- **What this task involves**:
Find the line with "Extract the structured", then retype it and each later line through the last, exactly. Leave out pictures.
>> start Data provided
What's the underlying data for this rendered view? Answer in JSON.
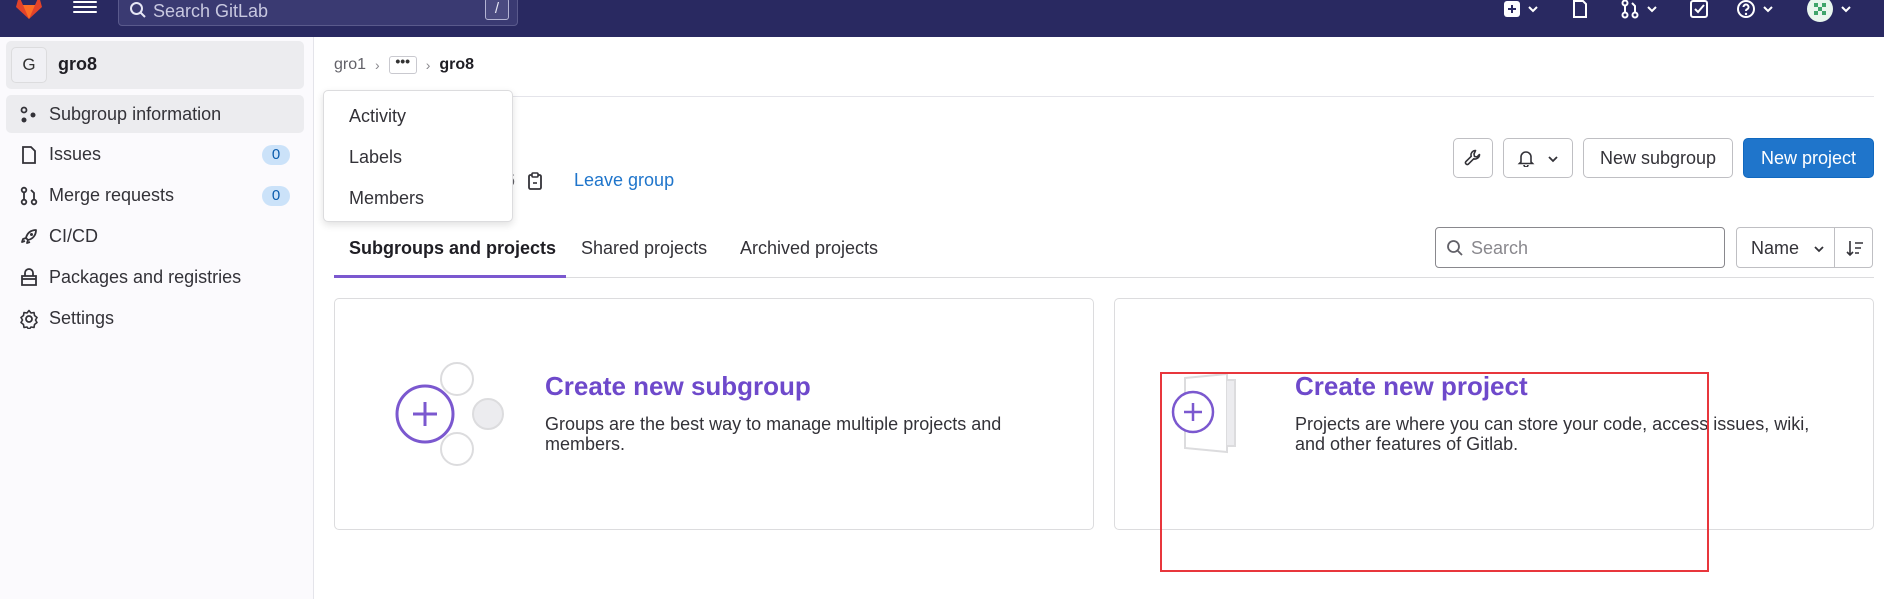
{
  "topbar": {
    "search_placeholder": "Search GitLab",
    "search_shortcut": "/",
    "colors": {
      "bg": "#292961",
      "logo": "#e2432a"
    }
  },
  "sidebar": {
    "group_initial": "G",
    "group_name": "gro8",
    "items": [
      {
        "label": "Subgroup information",
        "icon": "subgroup-icon",
        "active": true
      },
      {
        "label": "Issues",
        "icon": "issues-icon",
        "badge": "0"
      },
      {
        "label": "Merge requests",
        "icon": "merge-request-icon",
        "badge": "0"
      },
      {
        "label": "CI/CD",
        "icon": "rocket-icon"
      },
      {
        "label": "Packages and registries",
        "icon": "package-icon"
      },
      {
        "label": "Settings",
        "icon": "settings-icon"
      }
    ]
  },
  "breadcrumb": {
    "root": "gro1",
    "more": "•••",
    "current": "gro8"
  },
  "dropdown": {
    "items": [
      "Activity",
      "Labels",
      "Members"
    ]
  },
  "group_meta": {
    "id_fragment": "6",
    "leave_label": "Leave group"
  },
  "header_buttons": {
    "new_subgroup": "New subgroup",
    "new_project": "New project"
  },
  "tabs": {
    "items": [
      "Subgroups and projects",
      "Shared projects",
      "Archived projects"
    ],
    "active": "Subgroups and projects"
  },
  "filter": {
    "search_placeholder": "Search",
    "sort_label": "Name"
  },
  "cards": {
    "subgroup": {
      "title": "Create new subgroup",
      "description": "Groups are the best way to manage multiple projects and members."
    },
    "project": {
      "title": "Create new project",
      "description": "Projects are where you can store your code, access issues, wiki, and other features of Gitlab."
    }
  },
  "annotation": {
    "color": "#e8363c"
  }
}
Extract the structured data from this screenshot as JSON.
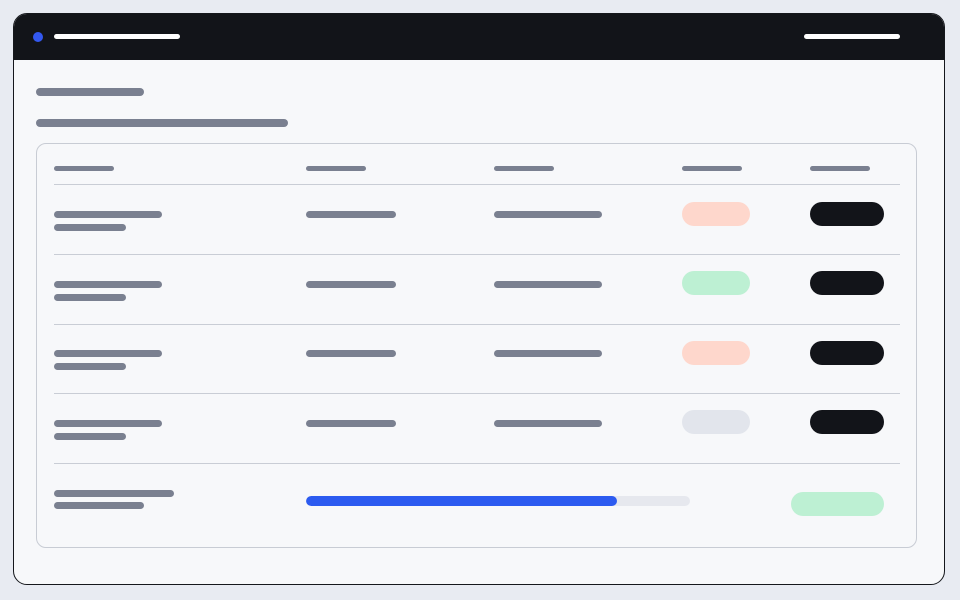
{
  "colors": {
    "titlebar": "#121419",
    "accent": "#3358f0",
    "content_background": "#f7f8fa",
    "status_danger": "#fed7cc",
    "status_success": "#bdf0d3",
    "status_neutral": "#e2e5ec",
    "action_button": "#121419",
    "progress_fill": "#2c5bf0",
    "progress_track": "#e6e8ee"
  },
  "table": {
    "rows": [
      {
        "status": "danger"
      },
      {
        "status": "success"
      },
      {
        "status": "danger"
      },
      {
        "status": "neutral"
      }
    ],
    "footer": {
      "progress_fraction": 0.81
    }
  }
}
>> end Data provided
- **Final answer**:
Extract the structured data from this screenshot as JSON.
{
  "colors": {
    "titlebar": "#121419",
    "accent": "#3358f0",
    "content_background": "#f7f8fa",
    "status_danger": "#fed7cc",
    "status_success": "#bdf0d3",
    "status_neutral": "#e2e5ec",
    "action_button": "#121419",
    "progress_fill": "#2c5bf0",
    "progress_track": "#e6e8ee"
  },
  "table": {
    "rows": [
      {
        "status": "danger"
      },
      {
        "status": "success"
      },
      {
        "status": "danger"
      },
      {
        "status": "neutral"
      }
    ],
    "footer": {
      "progress_fraction": 0.81
    }
  }
}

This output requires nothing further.